Records for the exercise:
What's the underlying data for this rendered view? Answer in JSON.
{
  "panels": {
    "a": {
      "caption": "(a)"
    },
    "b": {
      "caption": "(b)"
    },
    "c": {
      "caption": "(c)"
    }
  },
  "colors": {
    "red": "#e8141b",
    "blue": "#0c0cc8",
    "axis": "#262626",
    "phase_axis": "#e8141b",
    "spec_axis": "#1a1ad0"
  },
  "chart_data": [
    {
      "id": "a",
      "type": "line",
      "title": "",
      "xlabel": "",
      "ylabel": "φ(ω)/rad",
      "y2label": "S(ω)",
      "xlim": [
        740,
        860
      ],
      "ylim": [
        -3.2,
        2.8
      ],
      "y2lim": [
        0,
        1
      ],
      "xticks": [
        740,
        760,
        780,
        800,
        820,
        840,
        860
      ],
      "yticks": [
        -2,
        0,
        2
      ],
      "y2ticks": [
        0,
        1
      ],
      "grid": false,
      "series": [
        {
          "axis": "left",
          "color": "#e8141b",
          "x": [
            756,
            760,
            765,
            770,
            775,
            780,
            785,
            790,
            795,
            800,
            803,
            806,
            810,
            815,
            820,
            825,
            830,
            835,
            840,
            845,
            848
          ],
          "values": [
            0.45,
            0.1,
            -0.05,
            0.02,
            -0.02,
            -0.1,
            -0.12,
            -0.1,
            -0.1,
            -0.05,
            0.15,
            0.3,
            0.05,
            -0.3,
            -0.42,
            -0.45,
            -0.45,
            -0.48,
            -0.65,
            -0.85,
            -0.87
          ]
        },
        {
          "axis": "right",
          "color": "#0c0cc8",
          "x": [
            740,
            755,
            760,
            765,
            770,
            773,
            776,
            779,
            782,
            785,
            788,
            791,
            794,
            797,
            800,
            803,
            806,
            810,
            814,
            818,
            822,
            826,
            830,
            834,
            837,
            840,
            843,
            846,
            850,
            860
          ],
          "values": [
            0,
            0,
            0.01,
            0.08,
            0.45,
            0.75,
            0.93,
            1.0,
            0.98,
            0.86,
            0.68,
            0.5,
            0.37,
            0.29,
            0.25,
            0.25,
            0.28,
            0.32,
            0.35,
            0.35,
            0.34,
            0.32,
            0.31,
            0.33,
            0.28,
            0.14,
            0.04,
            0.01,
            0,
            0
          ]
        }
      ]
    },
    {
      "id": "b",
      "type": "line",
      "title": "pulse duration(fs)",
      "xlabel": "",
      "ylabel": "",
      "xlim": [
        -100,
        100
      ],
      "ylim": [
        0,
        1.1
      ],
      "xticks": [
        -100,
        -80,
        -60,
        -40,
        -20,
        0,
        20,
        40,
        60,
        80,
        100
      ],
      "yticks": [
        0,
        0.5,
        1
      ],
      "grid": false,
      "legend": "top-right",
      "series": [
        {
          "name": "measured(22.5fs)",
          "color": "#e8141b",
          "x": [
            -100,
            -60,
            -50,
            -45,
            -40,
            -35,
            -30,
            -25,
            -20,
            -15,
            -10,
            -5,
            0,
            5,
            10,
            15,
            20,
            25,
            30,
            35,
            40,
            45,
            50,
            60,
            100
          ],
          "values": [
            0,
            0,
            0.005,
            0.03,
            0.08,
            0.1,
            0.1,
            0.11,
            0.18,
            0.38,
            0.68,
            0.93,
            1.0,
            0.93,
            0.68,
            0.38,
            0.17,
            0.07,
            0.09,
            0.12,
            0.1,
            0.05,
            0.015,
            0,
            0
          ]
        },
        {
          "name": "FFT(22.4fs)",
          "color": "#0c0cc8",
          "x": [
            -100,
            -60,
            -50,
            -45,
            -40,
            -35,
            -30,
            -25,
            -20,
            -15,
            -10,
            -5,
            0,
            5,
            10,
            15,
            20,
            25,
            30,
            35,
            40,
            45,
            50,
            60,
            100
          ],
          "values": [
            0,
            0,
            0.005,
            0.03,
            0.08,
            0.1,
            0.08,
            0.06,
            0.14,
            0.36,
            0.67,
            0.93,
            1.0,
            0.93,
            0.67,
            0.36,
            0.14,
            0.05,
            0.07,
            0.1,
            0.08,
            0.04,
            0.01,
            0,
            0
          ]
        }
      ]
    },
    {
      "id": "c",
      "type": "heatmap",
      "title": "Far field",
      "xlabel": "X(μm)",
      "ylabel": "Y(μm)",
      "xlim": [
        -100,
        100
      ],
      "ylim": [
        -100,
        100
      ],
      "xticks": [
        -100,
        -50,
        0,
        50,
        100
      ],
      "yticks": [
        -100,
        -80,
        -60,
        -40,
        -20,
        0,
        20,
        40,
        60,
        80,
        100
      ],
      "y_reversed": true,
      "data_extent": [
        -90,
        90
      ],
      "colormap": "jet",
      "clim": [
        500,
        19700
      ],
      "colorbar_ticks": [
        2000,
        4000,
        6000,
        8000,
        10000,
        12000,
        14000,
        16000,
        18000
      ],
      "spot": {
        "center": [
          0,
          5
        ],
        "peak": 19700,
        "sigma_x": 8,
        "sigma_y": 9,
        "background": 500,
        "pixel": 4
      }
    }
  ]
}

The exercise: Exactly reproduce every line of the records.

Expected answer:
What's the underlying data for this rendered view? Answer in JSON.
{
  "panels": {
    "a": {
      "caption": "(a)"
    },
    "b": {
      "caption": "(b)"
    },
    "c": {
      "caption": "(c)"
    }
  },
  "colors": {
    "red": "#e8141b",
    "blue": "#0c0cc8",
    "axis": "#262626",
    "phase_axis": "#e8141b",
    "spec_axis": "#1a1ad0"
  },
  "chart_data": [
    {
      "id": "a",
      "type": "line",
      "title": "",
      "xlabel": "",
      "ylabel": "φ(ω)/rad",
      "y2label": "S(ω)",
      "xlim": [
        740,
        860
      ],
      "ylim": [
        -3.2,
        2.8
      ],
      "y2lim": [
        0,
        1
      ],
      "xticks": [
        740,
        760,
        780,
        800,
        820,
        840,
        860
      ],
      "yticks": [
        -2,
        0,
        2
      ],
      "y2ticks": [
        0,
        1
      ],
      "grid": false,
      "series": [
        {
          "axis": "left",
          "color": "#e8141b",
          "x": [
            756,
            760,
            765,
            770,
            775,
            780,
            785,
            790,
            795,
            800,
            803,
            806,
            810,
            815,
            820,
            825,
            830,
            835,
            840,
            845,
            848
          ],
          "values": [
            0.45,
            0.1,
            -0.05,
            0.02,
            -0.02,
            -0.1,
            -0.12,
            -0.1,
            -0.1,
            -0.05,
            0.15,
            0.3,
            0.05,
            -0.3,
            -0.42,
            -0.45,
            -0.45,
            -0.48,
            -0.65,
            -0.85,
            -0.87
          ]
        },
        {
          "axis": "right",
          "color": "#0c0cc8",
          "x": [
            740,
            755,
            760,
            765,
            770,
            773,
            776,
            779,
            782,
            785,
            788,
            791,
            794,
            797,
            800,
            803,
            806,
            810,
            814,
            818,
            822,
            826,
            830,
            834,
            837,
            840,
            843,
            846,
            850,
            860
          ],
          "values": [
            0,
            0,
            0.01,
            0.08,
            0.45,
            0.75,
            0.93,
            1.0,
            0.98,
            0.86,
            0.68,
            0.5,
            0.37,
            0.29,
            0.25,
            0.25,
            0.28,
            0.32,
            0.35,
            0.35,
            0.34,
            0.32,
            0.31,
            0.33,
            0.28,
            0.14,
            0.04,
            0.01,
            0,
            0
          ]
        }
      ]
    },
    {
      "id": "b",
      "type": "line",
      "title": "pulse duration(fs)",
      "xlabel": "",
      "ylabel": "",
      "xlim": [
        -100,
        100
      ],
      "ylim": [
        0,
        1.1
      ],
      "xticks": [
        -100,
        -80,
        -60,
        -40,
        -20,
        0,
        20,
        40,
        60,
        80,
        100
      ],
      "yticks": [
        0,
        0.5,
        1
      ],
      "grid": false,
      "legend": "top-right",
      "series": [
        {
          "name": "measured(22.5fs)",
          "color": "#e8141b",
          "x": [
            -100,
            -60,
            -50,
            -45,
            -40,
            -35,
            -30,
            -25,
            -20,
            -15,
            -10,
            -5,
            0,
            5,
            10,
            15,
            20,
            25,
            30,
            35,
            40,
            45,
            50,
            60,
            100
          ],
          "values": [
            0,
            0,
            0.005,
            0.03,
            0.08,
            0.1,
            0.1,
            0.11,
            0.18,
            0.38,
            0.68,
            0.93,
            1.0,
            0.93,
            0.68,
            0.38,
            0.17,
            0.07,
            0.09,
            0.12,
            0.1,
            0.05,
            0.015,
            0,
            0
          ]
        },
        {
          "name": "FFT(22.4fs)",
          "color": "#0c0cc8",
          "x": [
            -100,
            -60,
            -50,
            -45,
            -40,
            -35,
            -30,
            -25,
            -20,
            -15,
            -10,
            -5,
            0,
            5,
            10,
            15,
            20,
            25,
            30,
            35,
            40,
            45,
            50,
            60,
            100
          ],
          "values": [
            0,
            0,
            0.005,
            0.03,
            0.08,
            0.1,
            0.08,
            0.06,
            0.14,
            0.36,
            0.67,
            0.93,
            1.0,
            0.93,
            0.67,
            0.36,
            0.14,
            0.05,
            0.07,
            0.1,
            0.08,
            0.04,
            0.01,
            0,
            0
          ]
        }
      ]
    },
    {
      "id": "c",
      "type": "heatmap",
      "title": "Far field",
      "xlabel": "X(μm)",
      "ylabel": "Y(μm)",
      "xlim": [
        -100,
        100
      ],
      "ylim": [
        -100,
        100
      ],
      "xticks": [
        -100,
        -50,
        0,
        50,
        100
      ],
      "yticks": [
        -100,
        -80,
        -60,
        -40,
        -20,
        0,
        20,
        40,
        60,
        80,
        100
      ],
      "y_reversed": true,
      "data_extent": [
        -90,
        90
      ],
      "colormap": "jet",
      "clim": [
        500,
        19700
      ],
      "colorbar_ticks": [
        2000,
        4000,
        6000,
        8000,
        10000,
        12000,
        14000,
        16000,
        18000
      ],
      "spot": {
        "center": [
          0,
          5
        ],
        "peak": 19700,
        "sigma_x": 8,
        "sigma_y": 9,
        "background": 500,
        "pixel": 4
      }
    }
  ]
}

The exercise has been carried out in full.